-- Exercise aim --
Look through the lines below and extract each one that contains "will".

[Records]
• • •

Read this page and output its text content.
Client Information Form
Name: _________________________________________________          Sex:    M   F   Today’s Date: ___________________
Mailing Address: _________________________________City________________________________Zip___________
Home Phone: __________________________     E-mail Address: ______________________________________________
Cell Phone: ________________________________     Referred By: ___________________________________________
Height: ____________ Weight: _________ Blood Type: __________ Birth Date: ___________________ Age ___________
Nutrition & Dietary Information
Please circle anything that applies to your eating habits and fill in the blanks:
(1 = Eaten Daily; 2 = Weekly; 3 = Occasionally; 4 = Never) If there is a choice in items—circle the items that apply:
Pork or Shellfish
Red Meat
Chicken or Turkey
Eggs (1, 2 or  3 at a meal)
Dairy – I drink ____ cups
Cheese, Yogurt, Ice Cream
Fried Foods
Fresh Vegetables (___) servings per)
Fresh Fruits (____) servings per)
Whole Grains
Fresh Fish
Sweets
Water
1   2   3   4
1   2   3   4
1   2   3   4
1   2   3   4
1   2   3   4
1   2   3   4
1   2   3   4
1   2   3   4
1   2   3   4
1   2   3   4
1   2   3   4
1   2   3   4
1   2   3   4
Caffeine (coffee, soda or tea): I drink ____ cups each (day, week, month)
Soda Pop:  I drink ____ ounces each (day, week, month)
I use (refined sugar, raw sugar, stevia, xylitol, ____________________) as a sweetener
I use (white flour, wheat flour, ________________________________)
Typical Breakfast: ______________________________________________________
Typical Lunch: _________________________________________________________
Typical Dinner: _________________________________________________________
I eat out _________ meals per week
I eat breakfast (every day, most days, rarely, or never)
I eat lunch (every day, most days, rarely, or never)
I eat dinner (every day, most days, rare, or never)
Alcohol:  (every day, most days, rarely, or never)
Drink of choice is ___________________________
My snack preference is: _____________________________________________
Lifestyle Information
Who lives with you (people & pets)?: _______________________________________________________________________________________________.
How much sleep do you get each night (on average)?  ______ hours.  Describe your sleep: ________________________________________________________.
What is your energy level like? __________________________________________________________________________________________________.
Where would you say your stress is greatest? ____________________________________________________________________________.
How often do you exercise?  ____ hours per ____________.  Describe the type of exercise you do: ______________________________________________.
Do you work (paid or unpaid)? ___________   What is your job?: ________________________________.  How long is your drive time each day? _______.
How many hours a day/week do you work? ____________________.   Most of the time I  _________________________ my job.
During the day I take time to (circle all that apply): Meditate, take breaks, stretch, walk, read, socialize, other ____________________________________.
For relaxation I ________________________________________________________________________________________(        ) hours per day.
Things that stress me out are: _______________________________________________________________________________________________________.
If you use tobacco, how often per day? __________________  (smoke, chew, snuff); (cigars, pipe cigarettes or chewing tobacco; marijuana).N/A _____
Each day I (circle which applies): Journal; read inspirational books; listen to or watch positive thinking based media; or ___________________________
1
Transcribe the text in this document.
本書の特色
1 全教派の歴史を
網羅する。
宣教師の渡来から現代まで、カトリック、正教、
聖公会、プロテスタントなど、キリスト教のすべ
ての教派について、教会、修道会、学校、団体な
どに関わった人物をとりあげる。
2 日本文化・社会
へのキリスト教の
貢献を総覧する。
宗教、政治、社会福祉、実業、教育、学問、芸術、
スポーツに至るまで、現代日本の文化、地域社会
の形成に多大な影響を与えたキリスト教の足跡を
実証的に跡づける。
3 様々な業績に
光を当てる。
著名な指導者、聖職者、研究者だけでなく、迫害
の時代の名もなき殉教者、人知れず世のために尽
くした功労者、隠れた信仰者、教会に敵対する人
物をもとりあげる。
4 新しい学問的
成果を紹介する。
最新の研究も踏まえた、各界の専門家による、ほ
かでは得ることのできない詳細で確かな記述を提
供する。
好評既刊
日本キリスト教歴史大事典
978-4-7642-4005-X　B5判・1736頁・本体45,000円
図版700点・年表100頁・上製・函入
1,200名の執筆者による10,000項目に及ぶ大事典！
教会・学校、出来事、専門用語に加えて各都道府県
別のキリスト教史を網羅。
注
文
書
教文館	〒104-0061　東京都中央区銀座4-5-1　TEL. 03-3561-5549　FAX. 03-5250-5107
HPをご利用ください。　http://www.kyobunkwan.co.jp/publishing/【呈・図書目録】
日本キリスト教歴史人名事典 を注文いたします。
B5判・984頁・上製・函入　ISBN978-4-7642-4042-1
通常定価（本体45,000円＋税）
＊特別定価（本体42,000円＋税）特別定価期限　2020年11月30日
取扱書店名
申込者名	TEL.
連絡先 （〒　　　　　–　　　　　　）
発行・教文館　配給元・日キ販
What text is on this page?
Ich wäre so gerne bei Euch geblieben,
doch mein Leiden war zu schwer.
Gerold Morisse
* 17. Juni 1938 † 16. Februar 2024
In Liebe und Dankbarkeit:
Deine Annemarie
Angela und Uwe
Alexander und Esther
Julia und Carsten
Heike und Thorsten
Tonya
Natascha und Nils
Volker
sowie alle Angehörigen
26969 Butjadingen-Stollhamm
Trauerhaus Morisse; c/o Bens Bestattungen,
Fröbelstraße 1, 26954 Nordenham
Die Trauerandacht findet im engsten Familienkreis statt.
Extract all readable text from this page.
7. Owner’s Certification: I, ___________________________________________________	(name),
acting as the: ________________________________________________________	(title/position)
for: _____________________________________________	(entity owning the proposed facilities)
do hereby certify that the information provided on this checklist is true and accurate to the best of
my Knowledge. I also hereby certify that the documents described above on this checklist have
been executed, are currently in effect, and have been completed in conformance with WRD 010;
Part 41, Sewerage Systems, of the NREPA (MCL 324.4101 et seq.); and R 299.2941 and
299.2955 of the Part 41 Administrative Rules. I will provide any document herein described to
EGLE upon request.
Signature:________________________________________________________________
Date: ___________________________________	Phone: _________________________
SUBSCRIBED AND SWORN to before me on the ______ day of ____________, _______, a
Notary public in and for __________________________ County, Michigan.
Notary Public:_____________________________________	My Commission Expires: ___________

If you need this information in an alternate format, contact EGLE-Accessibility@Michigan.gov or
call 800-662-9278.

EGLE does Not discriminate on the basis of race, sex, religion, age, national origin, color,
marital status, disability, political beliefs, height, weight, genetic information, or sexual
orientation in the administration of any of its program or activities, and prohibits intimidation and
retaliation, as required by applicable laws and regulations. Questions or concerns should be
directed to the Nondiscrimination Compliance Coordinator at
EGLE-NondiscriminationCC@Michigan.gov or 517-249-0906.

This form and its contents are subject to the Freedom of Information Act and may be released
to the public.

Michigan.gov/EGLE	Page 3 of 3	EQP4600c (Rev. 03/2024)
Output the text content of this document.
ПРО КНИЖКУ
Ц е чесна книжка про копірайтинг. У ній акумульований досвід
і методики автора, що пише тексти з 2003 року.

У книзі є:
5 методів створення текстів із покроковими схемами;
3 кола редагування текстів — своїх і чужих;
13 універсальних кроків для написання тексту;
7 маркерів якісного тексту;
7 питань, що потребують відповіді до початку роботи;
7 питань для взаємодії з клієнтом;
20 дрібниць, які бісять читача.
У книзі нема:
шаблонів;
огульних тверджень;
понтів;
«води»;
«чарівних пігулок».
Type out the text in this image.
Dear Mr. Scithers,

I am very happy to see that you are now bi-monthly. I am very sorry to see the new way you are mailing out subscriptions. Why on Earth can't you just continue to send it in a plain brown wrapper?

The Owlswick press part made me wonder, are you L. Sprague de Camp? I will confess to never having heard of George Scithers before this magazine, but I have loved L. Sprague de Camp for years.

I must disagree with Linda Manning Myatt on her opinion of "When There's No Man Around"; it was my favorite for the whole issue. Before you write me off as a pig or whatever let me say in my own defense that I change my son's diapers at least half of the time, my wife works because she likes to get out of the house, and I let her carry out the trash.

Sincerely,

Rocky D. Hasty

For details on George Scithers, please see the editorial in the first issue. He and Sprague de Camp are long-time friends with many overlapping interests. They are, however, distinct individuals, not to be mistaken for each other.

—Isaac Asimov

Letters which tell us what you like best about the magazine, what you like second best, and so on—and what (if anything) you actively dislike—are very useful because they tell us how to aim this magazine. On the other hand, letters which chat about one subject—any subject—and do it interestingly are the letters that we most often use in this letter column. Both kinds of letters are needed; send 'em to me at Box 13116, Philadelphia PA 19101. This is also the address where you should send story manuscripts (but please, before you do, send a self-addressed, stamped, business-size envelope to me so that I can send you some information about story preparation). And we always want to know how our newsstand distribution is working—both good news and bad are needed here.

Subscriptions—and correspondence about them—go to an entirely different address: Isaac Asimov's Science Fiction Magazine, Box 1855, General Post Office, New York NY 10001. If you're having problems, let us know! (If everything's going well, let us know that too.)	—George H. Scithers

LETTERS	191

• • •

-- Expected output --
299.2955 of the Part 41 Administrative Rules. I will provide any document herein described to
The Owlswick press part made me wonder, are you L. Sprague de Camp? I will confess to never having heard of George Scithers before this magazine, but I have loved L. Sprague de Camp for years.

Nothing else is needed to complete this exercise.